### Required task
The records below hold pictures; please leave those out and retype the rest exactly.

### Extracted information

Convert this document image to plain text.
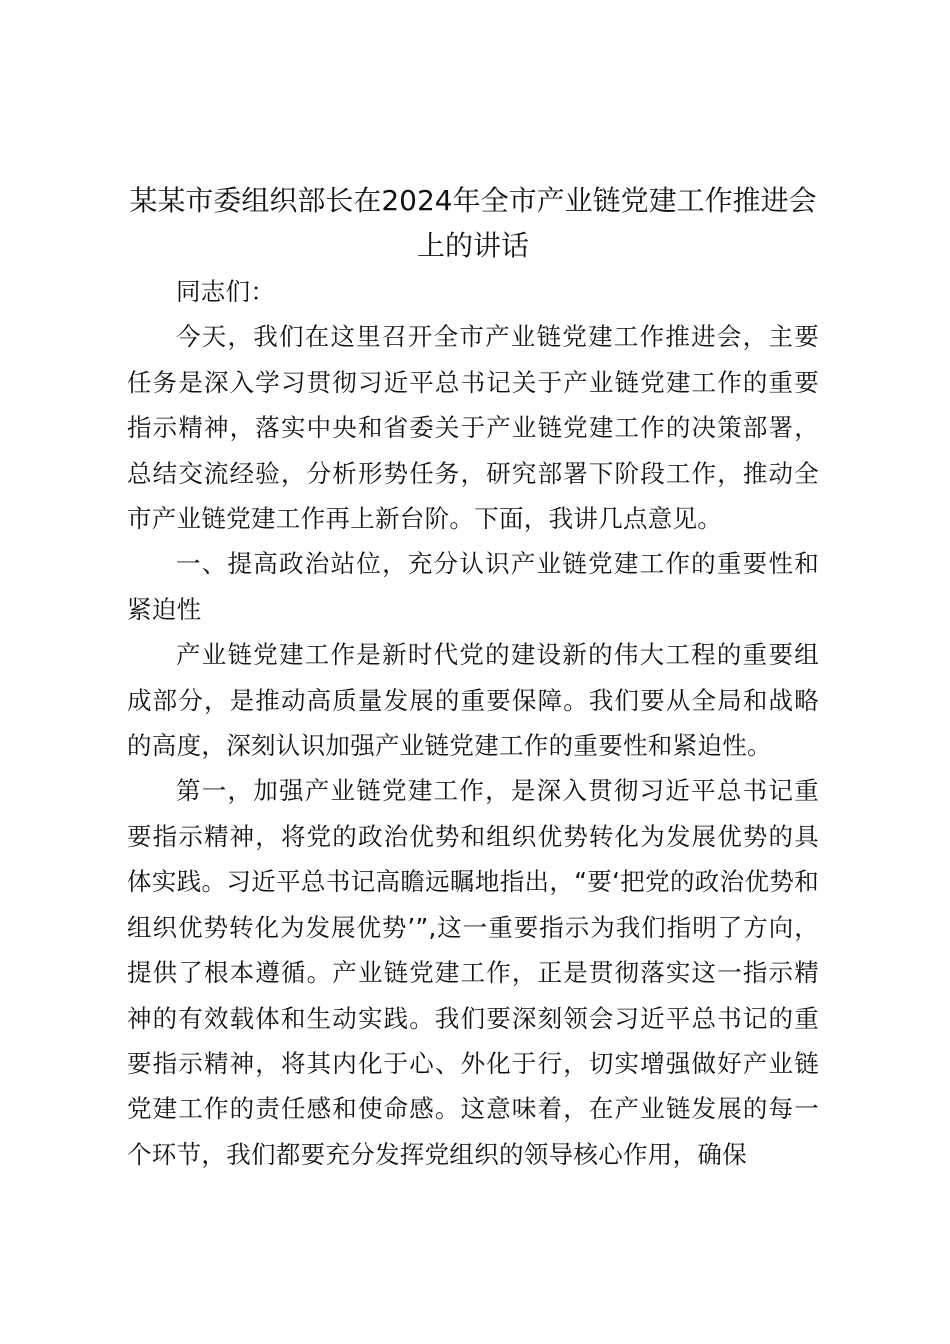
某某市委组织部长在2024年全市产业链党建工作推进会上的讲话

同志们：

今天，我们在这里召开全市产业链党建工作推进会，主要任务是深入学习贯彻习近平总书记关于产业链党建工作的重要指示精神，落实中央和省委关于产业链党建工作的决策部署，总结交流经验，分析形势任务，研究部署下阶段工作，推动全市产业链党建工作再上新台阶。下面，我讲几点意见。

一、提高政治站位，充分认识产业链党建工作的重要性和紧迫性

产业链党建工作是新时代党的建设新的伟大工程的重要组成部分，是推动高质量发展的重要保障。我们要从全局和战略的高度，深刻认识加强产业链党建工作的重要性和紧迫性。

第一，加强产业链党建工作，是深入贯彻习近平总书记重要指示精神，将党的政治优势和组织优势转化为发展优势的具体实践。习近平总书记高瞻远瞩地指出，“要‘把党的政治优势和组织优势转化为发展优势’”,这一重要指示为我们指明了方向，提供了根本遵循。产业链党建工作，正是贯彻落实这一指示精神的有效载体和生动实践。我们要深刻领会习近平总书记的重要指示精神，将其内化于心、外化于行，切实增强做好产业链党建工作的责任感和使命感。这意味着，在产业链发展的每一个环节，我们都要充分发挥党组织的领导核心作用，确保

### Output for this task
Convert this document image to plain text.
某某市委组织部长在2024年全市产业链党建工作推进会上的讲话

同志们：

今天，我们在这里召开全市产业链党建工作推进会，主要任务是深入学习贯彻习近平总书记关于产业链党建工作的重要指示精神，落实中央和省委关于产业链党建工作的决策部署，总结交流经验，分析形势任务，研究部署下阶段工作，推动全市产业链党建工作再上新台阶。下面，我讲几点意见。

一、提高政治站位，充分认识产业链党建工作的重要性和紧迫性

产业链党建工作是新时代党的建设新的伟大工程的重要组成部分，是推动高质量发展的重要保障。我们要从全局和战略的高度，深刻认识加强产业链党建工作的重要性和紧迫性。

第一，加强产业链党建工作，是深入贯彻习近平总书记重要指示精神，将党的政治优势和组织优势转化为发展优势的具体实践。习近平总书记高瞻远瞩地指出，“要‘把党的政治优势和组织优势转化为发展优势’”,这一重要指示为我们指明了方向，提供了根本遵循。产业链党建工作，正是贯彻落实这一指示精神的有效载体和生动实践。我们要深刻领会习近平总书记的重要指示精神，将其内化于心、外化于行，切实增强做好产业链党建工作的责任感和使命感。这意味着，在产业链发展的每一个环节，我们都要充分发挥党组织的领导核心作用，确保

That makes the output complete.